**Data shown**
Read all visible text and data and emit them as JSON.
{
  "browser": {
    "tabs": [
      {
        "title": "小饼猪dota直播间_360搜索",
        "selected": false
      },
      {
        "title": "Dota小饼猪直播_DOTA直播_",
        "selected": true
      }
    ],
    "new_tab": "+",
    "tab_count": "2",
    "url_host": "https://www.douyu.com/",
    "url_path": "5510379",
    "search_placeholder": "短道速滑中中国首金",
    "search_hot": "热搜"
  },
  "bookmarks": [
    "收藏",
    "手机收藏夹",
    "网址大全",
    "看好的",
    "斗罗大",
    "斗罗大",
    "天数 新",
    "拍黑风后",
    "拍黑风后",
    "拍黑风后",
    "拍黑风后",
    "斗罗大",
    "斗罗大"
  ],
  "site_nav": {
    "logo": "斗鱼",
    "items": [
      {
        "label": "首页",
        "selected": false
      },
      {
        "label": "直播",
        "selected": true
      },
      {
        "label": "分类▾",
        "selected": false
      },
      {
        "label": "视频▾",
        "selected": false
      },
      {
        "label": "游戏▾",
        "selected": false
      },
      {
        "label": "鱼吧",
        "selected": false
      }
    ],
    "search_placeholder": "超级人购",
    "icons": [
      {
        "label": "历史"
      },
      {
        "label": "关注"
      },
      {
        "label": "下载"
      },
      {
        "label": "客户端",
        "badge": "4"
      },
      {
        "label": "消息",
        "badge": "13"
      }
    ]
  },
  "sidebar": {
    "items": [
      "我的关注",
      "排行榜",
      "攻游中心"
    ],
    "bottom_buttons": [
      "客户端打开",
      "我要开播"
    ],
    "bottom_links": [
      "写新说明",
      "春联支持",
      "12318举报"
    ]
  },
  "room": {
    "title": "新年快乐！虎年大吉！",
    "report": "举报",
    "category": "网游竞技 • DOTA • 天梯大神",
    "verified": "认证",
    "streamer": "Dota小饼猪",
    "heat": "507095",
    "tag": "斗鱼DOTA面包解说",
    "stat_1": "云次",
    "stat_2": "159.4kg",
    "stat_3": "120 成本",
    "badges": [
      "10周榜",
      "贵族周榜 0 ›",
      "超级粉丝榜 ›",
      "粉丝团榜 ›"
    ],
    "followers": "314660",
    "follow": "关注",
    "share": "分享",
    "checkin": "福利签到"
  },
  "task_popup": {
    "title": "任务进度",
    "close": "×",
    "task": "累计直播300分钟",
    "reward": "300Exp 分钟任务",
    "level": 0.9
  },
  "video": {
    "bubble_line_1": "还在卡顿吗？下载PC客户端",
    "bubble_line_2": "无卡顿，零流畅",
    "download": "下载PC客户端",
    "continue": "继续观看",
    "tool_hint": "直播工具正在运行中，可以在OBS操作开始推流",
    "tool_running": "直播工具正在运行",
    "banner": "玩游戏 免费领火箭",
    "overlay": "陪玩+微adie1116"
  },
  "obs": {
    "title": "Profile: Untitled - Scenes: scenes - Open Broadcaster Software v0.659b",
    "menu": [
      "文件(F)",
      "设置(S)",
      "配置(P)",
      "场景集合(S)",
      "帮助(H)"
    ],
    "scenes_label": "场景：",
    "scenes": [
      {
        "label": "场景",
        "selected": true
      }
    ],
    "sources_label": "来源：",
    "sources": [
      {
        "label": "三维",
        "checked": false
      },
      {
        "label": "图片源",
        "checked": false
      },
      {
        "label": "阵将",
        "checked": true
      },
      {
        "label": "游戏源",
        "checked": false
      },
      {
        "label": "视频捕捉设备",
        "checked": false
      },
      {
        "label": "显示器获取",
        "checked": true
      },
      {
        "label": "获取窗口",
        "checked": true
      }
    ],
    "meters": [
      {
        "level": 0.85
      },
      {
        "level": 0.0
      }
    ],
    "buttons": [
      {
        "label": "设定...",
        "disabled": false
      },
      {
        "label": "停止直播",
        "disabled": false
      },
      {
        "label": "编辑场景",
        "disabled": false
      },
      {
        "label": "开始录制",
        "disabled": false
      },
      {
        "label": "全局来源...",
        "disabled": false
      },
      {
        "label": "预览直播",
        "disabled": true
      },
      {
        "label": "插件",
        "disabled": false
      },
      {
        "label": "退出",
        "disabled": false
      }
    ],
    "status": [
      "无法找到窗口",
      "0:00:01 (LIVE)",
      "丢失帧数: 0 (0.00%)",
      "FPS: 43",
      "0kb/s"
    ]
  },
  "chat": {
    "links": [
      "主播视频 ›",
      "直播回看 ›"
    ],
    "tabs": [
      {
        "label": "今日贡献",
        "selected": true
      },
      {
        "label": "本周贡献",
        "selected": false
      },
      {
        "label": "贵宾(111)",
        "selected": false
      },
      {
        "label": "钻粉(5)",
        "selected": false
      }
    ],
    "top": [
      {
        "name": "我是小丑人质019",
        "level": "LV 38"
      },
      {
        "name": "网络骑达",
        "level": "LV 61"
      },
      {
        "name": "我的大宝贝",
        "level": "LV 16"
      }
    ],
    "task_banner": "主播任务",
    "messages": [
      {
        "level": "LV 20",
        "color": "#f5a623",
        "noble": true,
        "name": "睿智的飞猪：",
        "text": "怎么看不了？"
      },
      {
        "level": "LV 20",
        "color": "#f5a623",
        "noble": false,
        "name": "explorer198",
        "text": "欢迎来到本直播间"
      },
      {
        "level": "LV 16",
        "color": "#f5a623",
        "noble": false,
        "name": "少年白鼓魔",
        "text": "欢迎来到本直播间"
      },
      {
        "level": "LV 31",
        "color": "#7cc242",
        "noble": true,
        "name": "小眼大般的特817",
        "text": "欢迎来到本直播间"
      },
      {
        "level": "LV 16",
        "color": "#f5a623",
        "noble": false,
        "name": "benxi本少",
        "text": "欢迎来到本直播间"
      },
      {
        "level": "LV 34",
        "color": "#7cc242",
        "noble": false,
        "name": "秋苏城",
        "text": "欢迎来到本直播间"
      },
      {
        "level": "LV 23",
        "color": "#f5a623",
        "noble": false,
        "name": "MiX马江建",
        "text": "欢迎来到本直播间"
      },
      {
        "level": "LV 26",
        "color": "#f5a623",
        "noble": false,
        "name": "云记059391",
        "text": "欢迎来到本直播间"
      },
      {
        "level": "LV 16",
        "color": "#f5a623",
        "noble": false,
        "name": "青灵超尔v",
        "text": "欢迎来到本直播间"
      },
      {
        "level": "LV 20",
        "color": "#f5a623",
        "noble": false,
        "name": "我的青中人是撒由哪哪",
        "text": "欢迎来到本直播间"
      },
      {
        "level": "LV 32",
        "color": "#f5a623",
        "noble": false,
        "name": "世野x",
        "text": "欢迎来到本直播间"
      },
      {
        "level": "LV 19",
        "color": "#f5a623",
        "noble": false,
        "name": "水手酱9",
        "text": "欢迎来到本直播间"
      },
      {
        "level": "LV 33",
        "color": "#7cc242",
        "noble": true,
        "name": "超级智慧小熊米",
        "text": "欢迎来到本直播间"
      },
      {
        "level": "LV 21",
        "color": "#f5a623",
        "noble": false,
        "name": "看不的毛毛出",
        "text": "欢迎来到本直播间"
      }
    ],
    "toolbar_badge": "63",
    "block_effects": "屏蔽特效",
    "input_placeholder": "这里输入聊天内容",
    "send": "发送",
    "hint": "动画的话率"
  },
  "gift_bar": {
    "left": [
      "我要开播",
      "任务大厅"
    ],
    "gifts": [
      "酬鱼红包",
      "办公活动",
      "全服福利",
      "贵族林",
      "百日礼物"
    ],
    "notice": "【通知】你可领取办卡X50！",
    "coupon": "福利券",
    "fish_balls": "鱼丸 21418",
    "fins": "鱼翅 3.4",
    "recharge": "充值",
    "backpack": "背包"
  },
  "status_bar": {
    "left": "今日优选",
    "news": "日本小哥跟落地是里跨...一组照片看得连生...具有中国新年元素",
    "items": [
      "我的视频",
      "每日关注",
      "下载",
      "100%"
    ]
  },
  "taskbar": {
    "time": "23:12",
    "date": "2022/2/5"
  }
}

**To do**
Locate all lines in the listing above with the word "title" and copy them.

**Solution for this task**
        "title": "小饼猪dota直播间_360搜索",
        "title": "Dota小饼猪直播_DOTA直播_",
    "title": "新年快乐！虎年大吉！",
    "title": "任务进度",
    "title": "Profile: Untitled - Scenes: scenes - Open Broadcaster Software v0.659b",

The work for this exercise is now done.